> Items
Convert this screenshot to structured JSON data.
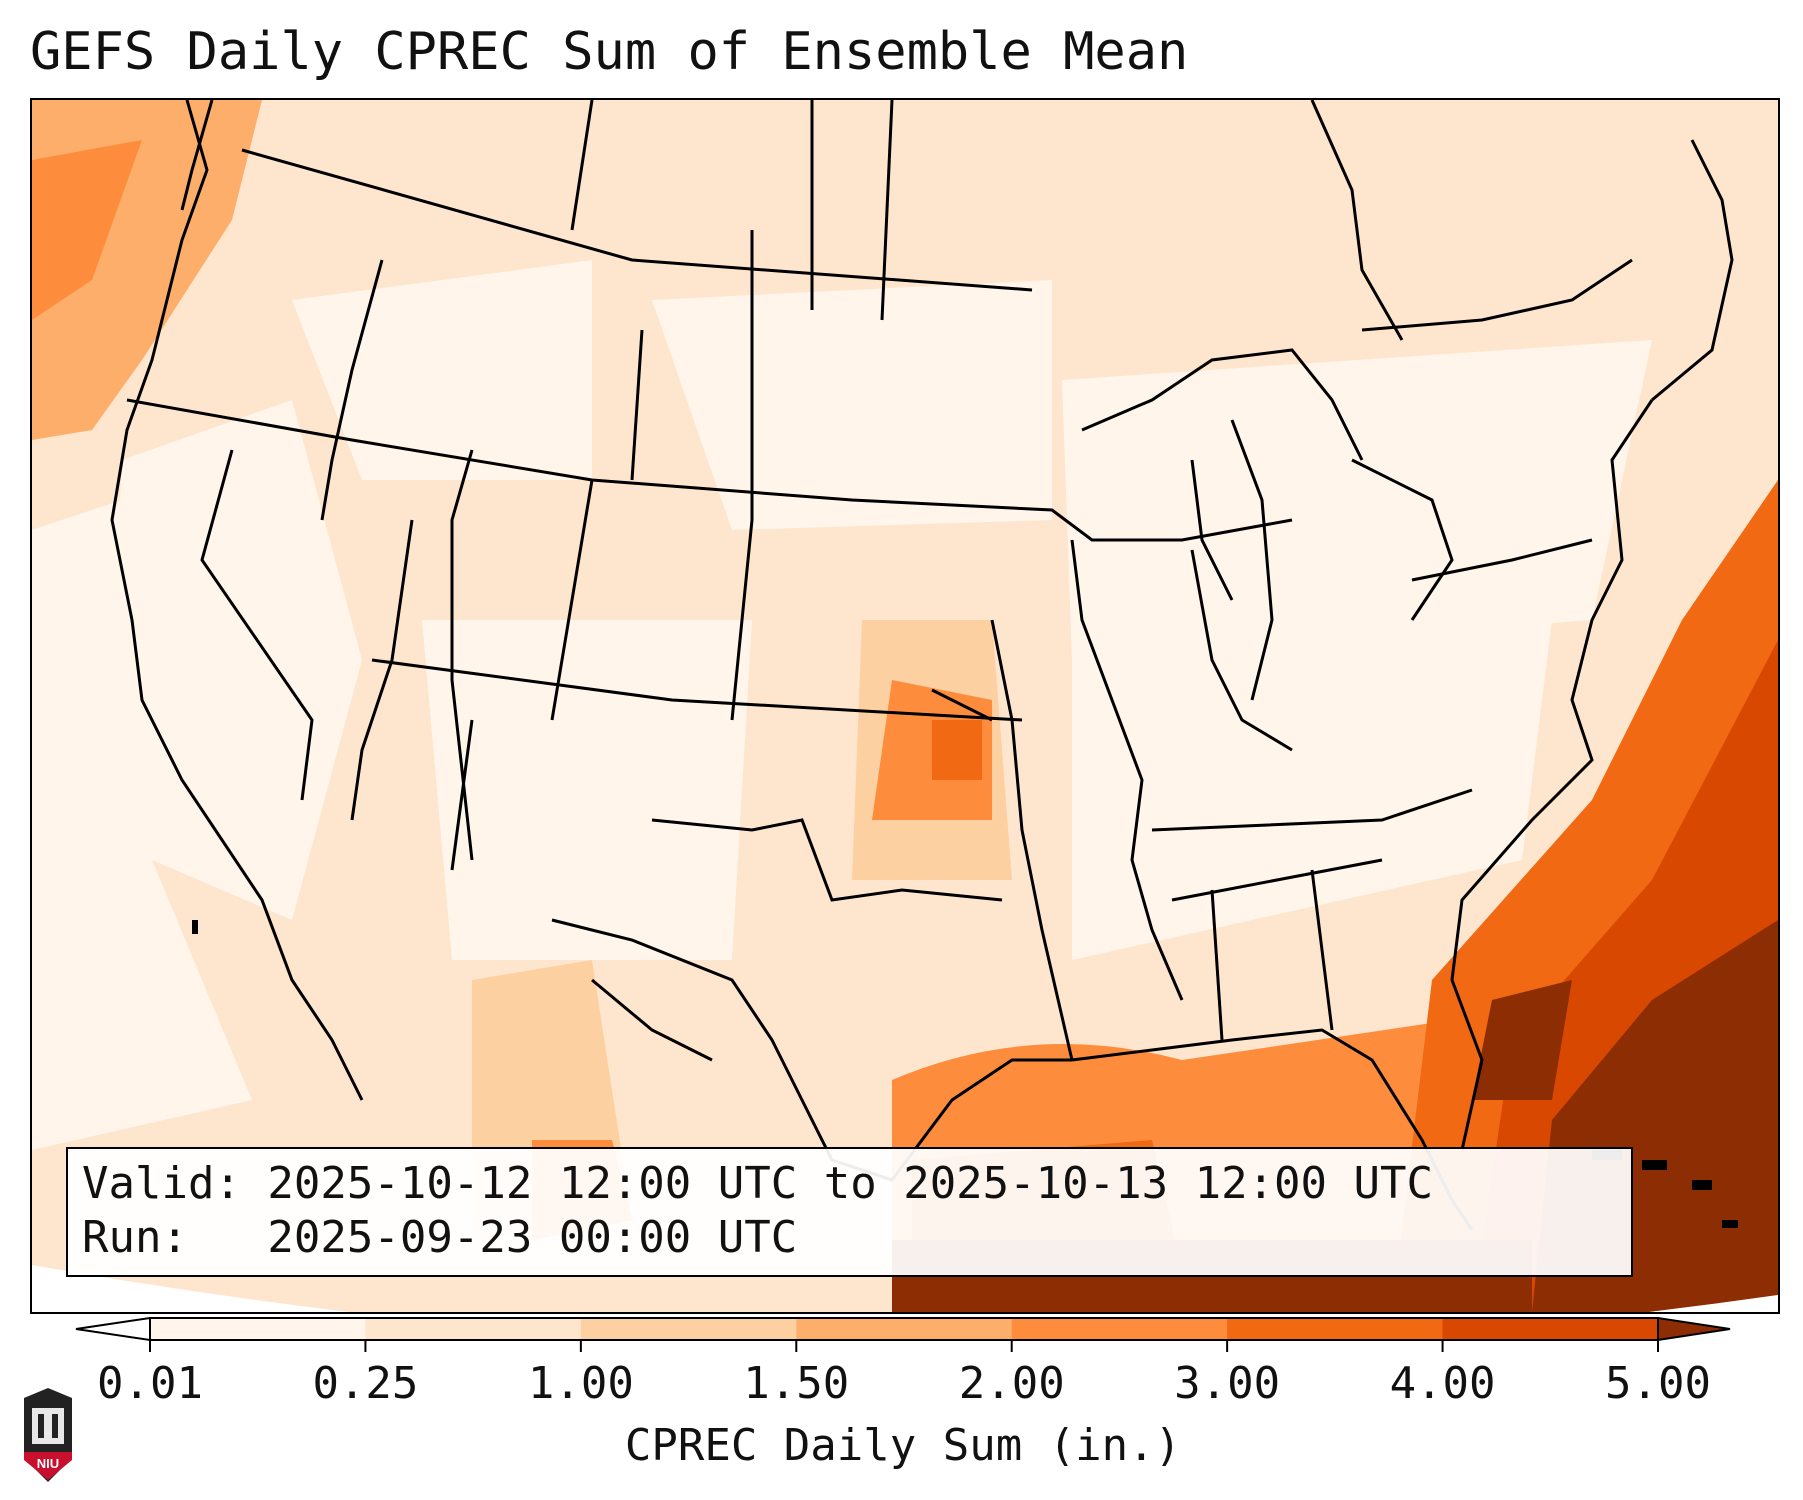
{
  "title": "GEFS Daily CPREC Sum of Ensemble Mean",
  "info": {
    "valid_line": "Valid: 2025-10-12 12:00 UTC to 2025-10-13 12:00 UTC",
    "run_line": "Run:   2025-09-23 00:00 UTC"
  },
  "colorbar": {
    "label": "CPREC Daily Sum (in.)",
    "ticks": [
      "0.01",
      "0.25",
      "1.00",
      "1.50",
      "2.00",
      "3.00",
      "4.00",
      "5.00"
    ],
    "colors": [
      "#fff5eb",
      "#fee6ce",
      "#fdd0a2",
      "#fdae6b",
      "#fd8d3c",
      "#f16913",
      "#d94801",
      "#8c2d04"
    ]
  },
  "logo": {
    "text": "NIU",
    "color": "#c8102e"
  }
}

> What you need to do
Print out the lines exactly, skipping any picture.

> The solution
Convert this screenshot to structured JSON data.
{
  "title": "GEFS Daily CPREC Sum of Ensemble Mean",
  "info": {
    "valid_line": "Valid: 2025-10-12 12:00 UTC to 2025-10-13 12:00 UTC",
    "run_line": "Run:   2025-09-23 00:00 UTC"
  },
  "colorbar": {
    "label": "CPREC Daily Sum (in.)",
    "ticks": [
      "0.01",
      "0.25",
      "1.00",
      "1.50",
      "2.00",
      "3.00",
      "4.00",
      "5.00"
    ],
    "colors": [
      "#fff5eb",
      "#fee6ce",
      "#fdd0a2",
      "#fdae6b",
      "#fd8d3c",
      "#f16913",
      "#d94801",
      "#8c2d04"
    ]
  },
  "logo": {
    "text": "NIU",
    "color": "#c8102e"
  }
}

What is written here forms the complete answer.